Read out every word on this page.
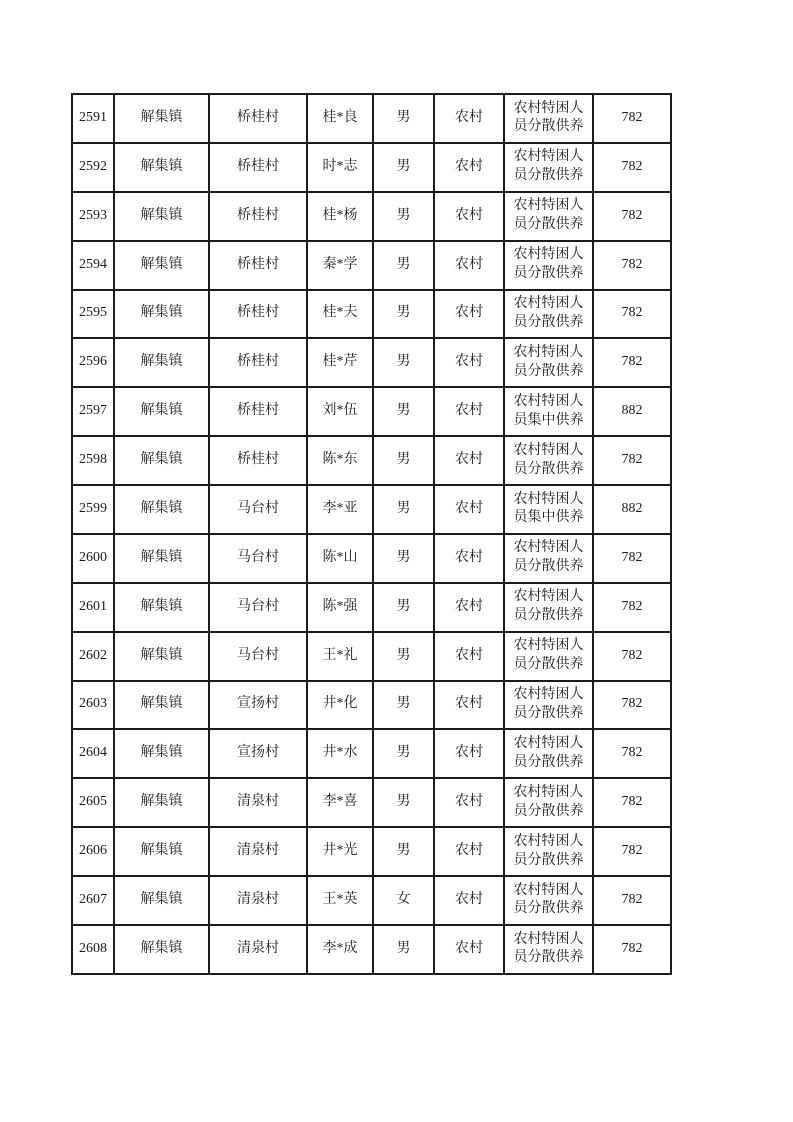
2591	解集镇	桥桂村	桂*良	男	农村	农村特困人员分散供养	782
2592	解集镇	桥桂村	时*志	男	农村	农村特困人员分散供养	782
2593	解集镇	桥桂村	桂*杨	男	农村	农村特困人员分散供养	782
2594	解集镇	桥桂村	秦*学	男	农村	农村特困人员分散供养	782
2595	解集镇	桥桂村	桂*夫	男	农村	农村特困人员分散供养	782
2596	解集镇	桥桂村	桂*芹	男	农村	农村特困人员分散供养	782
2597	解集镇	桥桂村	刘*伍	男	农村	农村特困人员集中供养	882
2598	解集镇	桥桂村	陈*东	男	农村	农村特困人员分散供养	782
2599	解集镇	马台村	李*亚	男	农村	农村特困人员集中供养	882
2600	解集镇	马台村	陈*山	男	农村	农村特困人员分散供养	782
2601	解集镇	马台村	陈*强	男	农村	农村特困人员分散供养	782
2602	解集镇	马台村	王*礼	男	农村	农村特困人员分散供养	782
2603	解集镇	宣扬村	井*化	男	农村	农村特困人员分散供养	782
2604	解集镇	宣扬村	井*水	男	农村	农村特困人员分散供养	782
2605	解集镇	清泉村	李*喜	男	农村	农村特困人员分散供养	782
2606	解集镇	清泉村	井*光	男	农村	农村特困人员分散供养	782
2607	解集镇	清泉村	王*英	女	农村	农村特困人员分散供养	782
2608	解集镇	清泉村	李*成	男	农村	农村特困人员分散供养	782
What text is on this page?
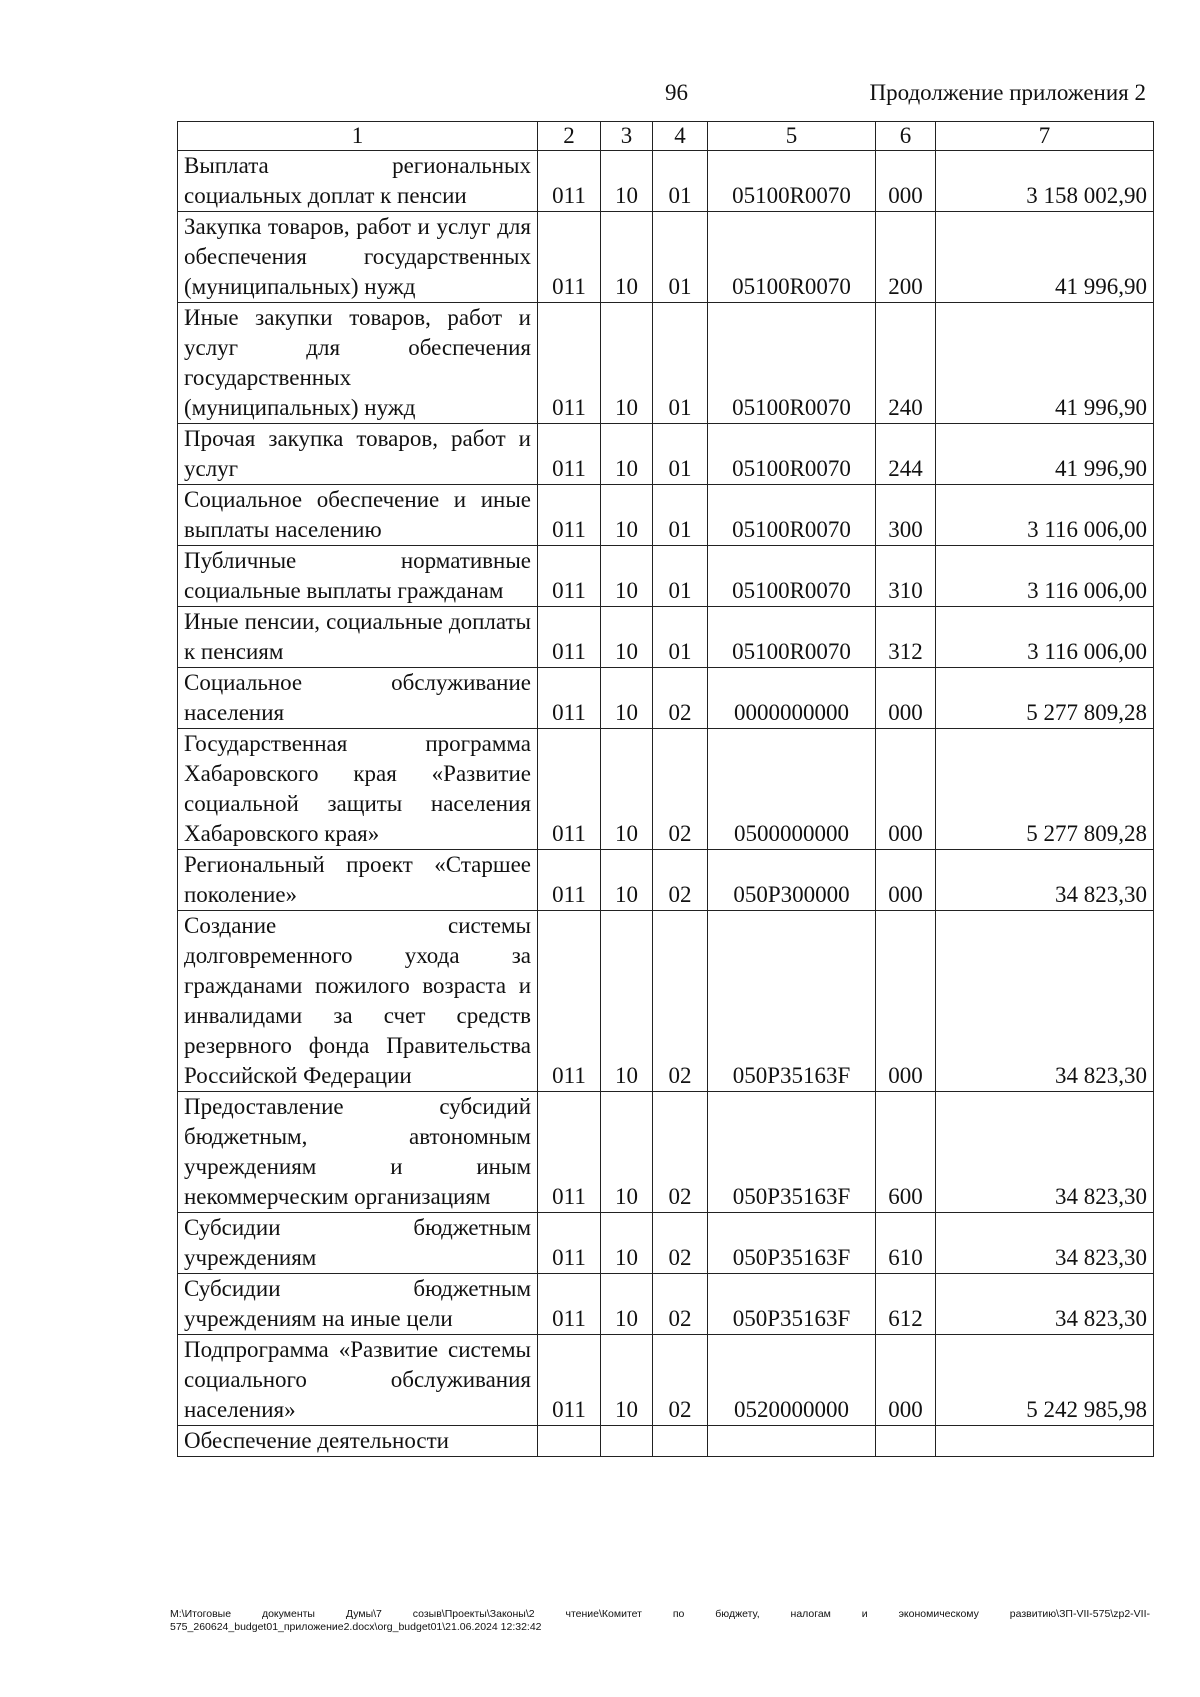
96	Продолжение приложения 2
1	2	3	4	5	6	7
Выплата региональных социальных доплат к пенсии	011	10	01	05100R0070	000	3 158 002,90
Закупка товаров, работ и услуг для обеспечения государственных (муниципальных) нужд	011	10	01	05100R0070	200	41 996,90
Иные закупки товаров, работ и услуг для обеспечения государственных (муниципальных) нужд	011	10	01	05100R0070	240	41 996,90
Прочая закупка товаров, работ и услуг	011	10	01	05100R0070	244	41 996,90
Социальное обеспечение и иные выплаты населению	011	10	01	05100R0070	300	3 116 006,00
Публичные нормативные социальные выплаты гражданам	011	10	01	05100R0070	310	3 116 006,00
Иные пенсии, социальные доплаты к пенсиям	011	10	01	05100R0070	312	3 116 006,00
Социальное обслуживание населения	011	10	02	0000000000	000	5 277 809,28
Государственная программа Хабаровского края «Развитие социальной защиты населения Хабаровского края»	011	10	02	0500000000	000	5 277 809,28
Региональный проект «Старшее поколение»	011	10	02	050P300000	000	34 823,30
Создание системы долговременного ухода за гражданами пожилого возраста и инвалидами за счет средств резервного фонда Правительства Российской Федерации	011	10	02	050P35163F	000	34 823,30
Предоставление субсидий бюджетным, автономным учреждениям и иным некоммерческим организациям	011	10	02	050P35163F	600	34 823,30
Субсидии бюджетным учреждениям	011	10	02	050P35163F	610	34 823,30
Субсидии бюджетным учреждениям на иные цели	011	10	02	050P35163F	612	34 823,30
Подпрограмма «Развитие системы социального обслуживания населения»	011	10	02	0520000000	000	5 242 985,98
Обеспечение деятельности						
M:\Итоговые документы Думы\7 созыв\Проекты\Законы\2 чтение\Комитет по бюджету, налогам и экономическому развитию\ЗП-VII-575\zp2-VII-575_260624_budget01_приложение2.docx\org_budget01\21.06.2024 12:32:42
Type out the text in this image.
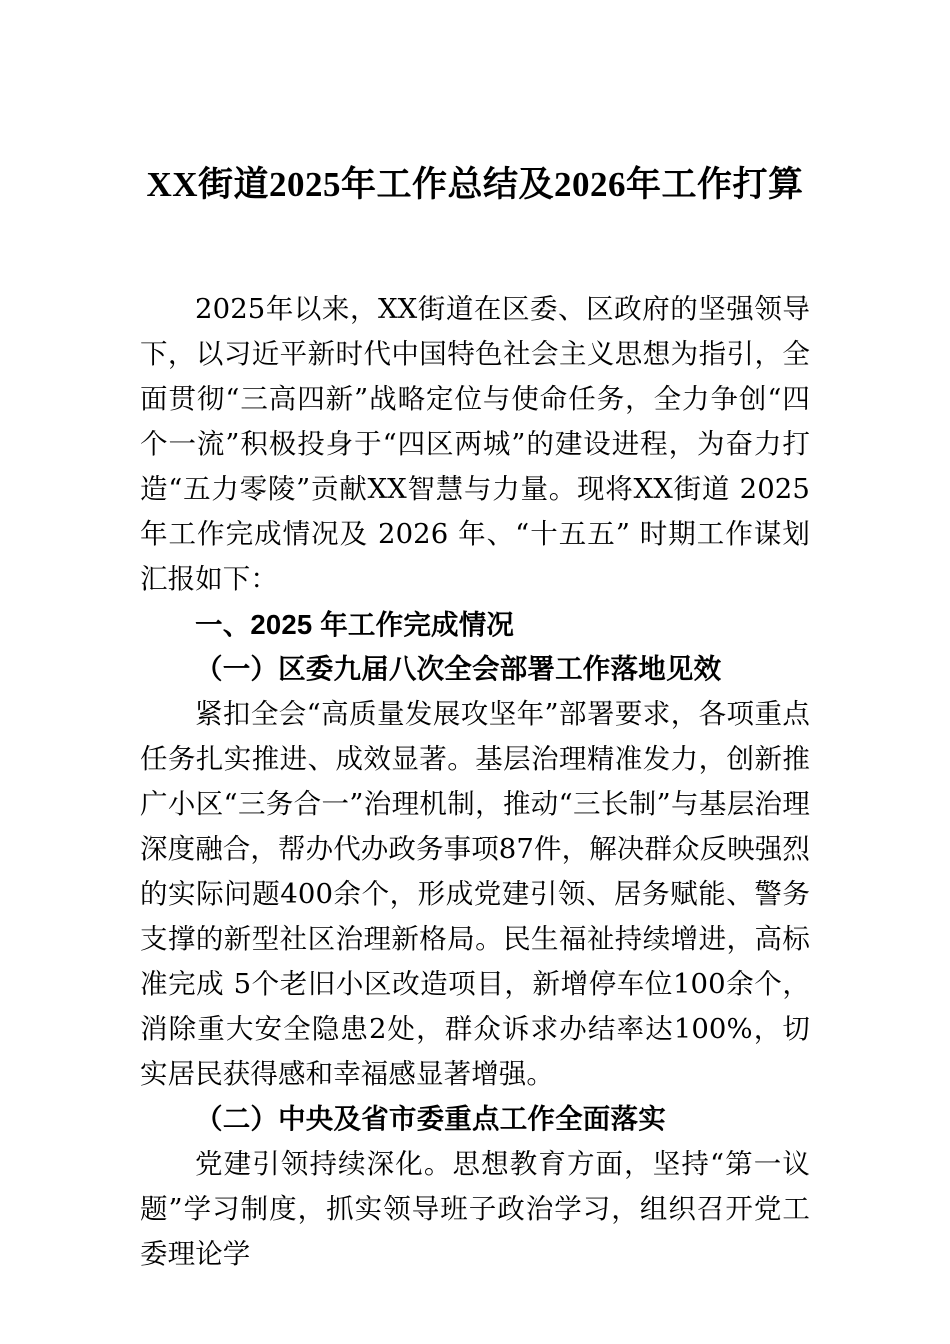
XX街道2025年工作总结及2026年工作打算

2025年以来，XX街道在区委、区政府的坚强领导下，以习近平新时代中国特色社会主义思想为指引，全面贯彻“三高四新”战略定位与使命任务，全力争创“四个一流”积极投身于“四区两城”的建设进程，为奋力打造“五力零陵”贡献XX智慧与力量。现将XX街道 2025 年工作完成情况及 2026 年、“十五五” 时期工作谋划汇报如下：

一、2025 年工作完成情况

（一）区委九届八次全会部署工作落地见效

紧扣全会“高质量发展攻坚年”部署要求，各项重点任务扎实推进、成效显著。基层治理精准发力，创新推广小区“三务合一”治理机制，推动“三长制”与基层治理深度融合，帮办代办政务事项87件，解决群众反映强烈的实际问题400余个，形成党建引领、居务赋能、警务支撑的新型社区治理新格局。民生福祉持续增进，高标准完成 5个老旧小区改造项目，新增停车位100余个，消除重大安全隐患2处，群众诉求办结率达100%，切实居民获得感和幸福感显著增强。

（二）中央及省市委重点工作全面落实

党建引领持续深化。思想教育方面，坚持“第一议题”学习制度，抓实领导班子政治学习，组织召开党工委理论学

**********

## Exercise requirements
With the pictures left out, transcribe the material exactly.

## Solution to the exercise
Read out every word on this page.
2591	解集镇	桥桂村	桂*良	男	农村	农村特困人员分散供养	782
2592	解集镇	桥桂村	时*志	男	农村	农村特困人员分散供养	782
2593	解集镇	桥桂村	桂*杨	男	农村	农村特困人员分散供养	782
2594	解集镇	桥桂村	秦*学	男	农村	农村特困人员分散供养	782
2595	解集镇	桥桂村	桂*夫	男	农村	农村特困人员分散供养	782
2596	解集镇	桥桂村	桂*芹	男	农村	农村特困人员分散供养	782
2597	解集镇	桥桂村	刘*伍	男	农村	农村特困人员集中供养	882
2598	解集镇	桥桂村	陈*东	男	农村	农村特困人员分散供养	782
2599	解集镇	马台村	李*亚	男	农村	农村特困人员集中供养	882
2600	解集镇	马台村	陈*山	男	农村	农村特困人员分散供养	782
2601	解集镇	马台村	陈*强	男	农村	农村特困人员分散供养	782
2602	解集镇	马台村	王*礼	男	农村	农村特困人员分散供养	782
2603	解集镇	宣扬村	井*化	男	农村	农村特困人员分散供养	782
2604	解集镇	宣扬村	井*水	男	农村	农村特困人员分散供养	782
2605	解集镇	清泉村	李*喜	男	农村	农村特困人员分散供养	782
2606	解集镇	清泉村	井*光	男	农村	农村特困人员分散供养	782
2607	解集镇	清泉村	王*英	女	农村	农村特困人员分散供养	782
2608	解集镇	清泉村	李*成	男	农村	农村特困人员分散供养	782
What text is on this page?
96	Продолжение приложения 2
1	2	3	4	5	6	7
Выплата региональных социальных доплат к пенсии	011	10	01	05100R0070	000	3 158 002,90
Закупка товаров, работ и услуг для обеспечения государственных (муниципальных) нужд	011	10	01	05100R0070	200	41 996,90
Иные закупки товаров, работ и услуг для обеспечения государственных (муниципальных) нужд	011	10	01	05100R0070	240	41 996,90
Прочая закупка товаров, работ и услуг	011	10	01	05100R0070	244	41 996,90
Социальное обеспечение и иные выплаты населению	011	10	01	05100R0070	300	3 116 006,00
Публичные нормативные социальные выплаты гражданам	011	10	01	05100R0070	310	3 116 006,00
Иные пенсии, социальные доплаты к пенсиям	011	10	01	05100R0070	312	3 116 006,00
Социальное обслуживание населения	011	10	02	0000000000	000	5 277 809,28
Государственная программа Хабаровского края «Развитие социальной защиты населения Хабаровского края»	011	10	02	0500000000	000	5 277 809,28
Региональный проект «Старшее поколение»	011	10	02	050P300000	000	34 823,30
Создание системы долговременного ухода за гражданами пожилого возраста и инвалидами за счет средств резервного фонда Правительства Российской Федерации	011	10	02	050P35163F	000	34 823,30
Предоставление субсидий бюджетным, автономным учреждениям и иным некоммерческим организациям	011	10	02	050P35163F	600	34 823,30
Субсидии бюджетным учреждениям	011	10	02	050P35163F	610	34 823,30
Субсидии бюджетным учреждениям на иные цели	011	10	02	050P35163F	612	34 823,30
Подпрограмма «Развитие системы социального обслуживания населения»	011	10	02	0520000000	000	5 242 985,98
Обеспечение деятельности						
M:\Итоговые документы Думы\7 созыв\Проекты\Законы\2 чтение\Комитет по бюджету, налогам и экономическому развитию\ЗП-VII-575\zp2-VII-575_260624_budget01_приложение2.docx\org_budget01\21.06.2024 12:32:42
Type out the text in this image.
XX街道2025年工作总结及2026年工作打算

2025年以来，XX街道在区委、区政府的坚强领导下，以习近平新时代中国特色社会主义思想为指引，全面贯彻“三高四新”战略定位与使命任务，全力争创“四个一流”积极投身于“四区两城”的建设进程，为奋力打造“五力零陵”贡献XX智慧与力量。现将XX街道 2025 年工作完成情况及 2026 年、“十五五” 时期工作谋划汇报如下：

一、2025 年工作完成情况

（一）区委九届八次全会部署工作落地见效

紧扣全会“高质量发展攻坚年”部署要求，各项重点任务扎实推进、成效显著。基层治理精准发力，创新推广小区“三务合一”治理机制，推动“三长制”与基层治理深度融合，帮办代办政务事项87件，解决群众反映强烈的实际问题400余个，形成党建引领、居务赋能、警务支撑的新型社区治理新格局。民生福祉持续增进，高标准完成 5个老旧小区改造项目，新增停车位100余个，消除重大安全隐患2处，群众诉求办结率达100%，切实居民获得感和幸福感显著增强。

（二）中央及省市委重点工作全面落实

党建引领持续深化。思想教育方面，坚持“第一议题”学习制度，抓实领导班子政治学习，组织召开党工委理论学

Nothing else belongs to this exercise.